# [The exercise]
Write the line that includes "Convert this document image to plain text." and all subsequent lines, exactly as written, and nothing more.

- - - - - - -

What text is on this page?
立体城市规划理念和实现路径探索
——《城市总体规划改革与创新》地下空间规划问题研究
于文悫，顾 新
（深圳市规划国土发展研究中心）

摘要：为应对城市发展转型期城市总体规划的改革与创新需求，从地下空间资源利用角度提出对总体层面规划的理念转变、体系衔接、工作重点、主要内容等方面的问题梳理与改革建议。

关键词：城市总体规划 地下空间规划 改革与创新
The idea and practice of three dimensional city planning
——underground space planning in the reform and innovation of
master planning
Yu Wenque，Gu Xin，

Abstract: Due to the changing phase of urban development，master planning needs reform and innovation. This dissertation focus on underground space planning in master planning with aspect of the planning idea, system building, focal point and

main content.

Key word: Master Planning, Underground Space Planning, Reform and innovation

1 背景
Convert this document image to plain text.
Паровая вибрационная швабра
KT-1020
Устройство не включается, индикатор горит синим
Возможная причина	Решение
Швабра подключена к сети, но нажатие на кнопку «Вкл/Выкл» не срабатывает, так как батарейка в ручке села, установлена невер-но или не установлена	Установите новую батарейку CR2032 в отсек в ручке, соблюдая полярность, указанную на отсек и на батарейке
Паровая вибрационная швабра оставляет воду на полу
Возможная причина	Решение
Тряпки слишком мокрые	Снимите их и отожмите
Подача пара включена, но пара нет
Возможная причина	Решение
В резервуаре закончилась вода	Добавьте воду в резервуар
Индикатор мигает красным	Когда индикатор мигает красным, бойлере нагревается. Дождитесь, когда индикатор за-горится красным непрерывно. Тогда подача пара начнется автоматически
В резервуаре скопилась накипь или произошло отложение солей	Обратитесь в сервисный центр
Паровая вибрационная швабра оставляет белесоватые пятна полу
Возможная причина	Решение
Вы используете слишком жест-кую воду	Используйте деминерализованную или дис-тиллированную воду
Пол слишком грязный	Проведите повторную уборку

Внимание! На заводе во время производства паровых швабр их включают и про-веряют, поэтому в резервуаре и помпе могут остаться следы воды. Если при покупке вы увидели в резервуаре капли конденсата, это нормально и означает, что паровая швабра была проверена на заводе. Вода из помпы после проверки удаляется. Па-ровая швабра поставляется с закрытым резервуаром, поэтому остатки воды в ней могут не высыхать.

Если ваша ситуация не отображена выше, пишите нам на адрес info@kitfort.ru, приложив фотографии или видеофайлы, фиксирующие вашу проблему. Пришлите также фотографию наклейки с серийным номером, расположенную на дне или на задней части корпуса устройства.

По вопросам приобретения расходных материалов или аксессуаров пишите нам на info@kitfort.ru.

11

- - - - - - -

# [Exercise result]
Convert this document image to plain text.
Паровая вибрационная швабра
KT-1020
Устройство не включается, индикатор горит синим
Возможная причина	Решение
Швабра подключена к сети, но нажатие на кнопку «Вкл/Выкл» не срабатывает, так как батарейка в ручке села, установлена невер-но или не установлена	Установите новую батарейку CR2032 в отсек в ручке, соблюдая полярность, указанную на отсек и на батарейке
Паровая вибрационная швабра оставляет воду на полу
Возможная причина	Решение
Тряпки слишком мокрые	Снимите их и отожмите
Подача пара включена, но пара нет
Возможная причина	Решение
В резервуаре закончилась вода	Добавьте воду в резервуар
Индикатор мигает красным	Когда индикатор мигает красным, бойлере нагревается. Дождитесь, когда индикатор за-горится красным непрерывно. Тогда подача пара начнется автоматически
В резервуаре скопилась накипь или произошло отложение солей	Обратитесь в сервисный центр
Паровая вибрационная швабра оставляет белесоватые пятна полу
Возможная причина	Решение
Вы используете слишком жест-кую воду	Используйте деминерализованную или дис-тиллированную воду
Пол слишком грязный	Проведите повторную уборку

Внимание! На заводе во время производства паровых швабр их включают и про-веряют, поэтому в резервуаре и помпе могут остаться следы воды. Если при покупке вы увидели в резервуаре капли конденсата, это нормально и означает, что паровая швабра была проверена на заводе. Вода из помпы после проверки удаляется. Па-ровая швабра поставляется с закрытым резервуаром, поэтому остатки воды в ней могут не высыхать.

Если ваша ситуация не отображена выше, пишите нам на адрес info@kitfort.ru, приложив фотографии или видеофайлы, фиксирующие вашу проблему. Пришлите также фотографию наклейки с серийным номером, расположенную на дне или на задней части корпуса устройства.

По вопросам приобретения расходных материалов или аксессуаров пишите нам на info@kitfort.ru.

11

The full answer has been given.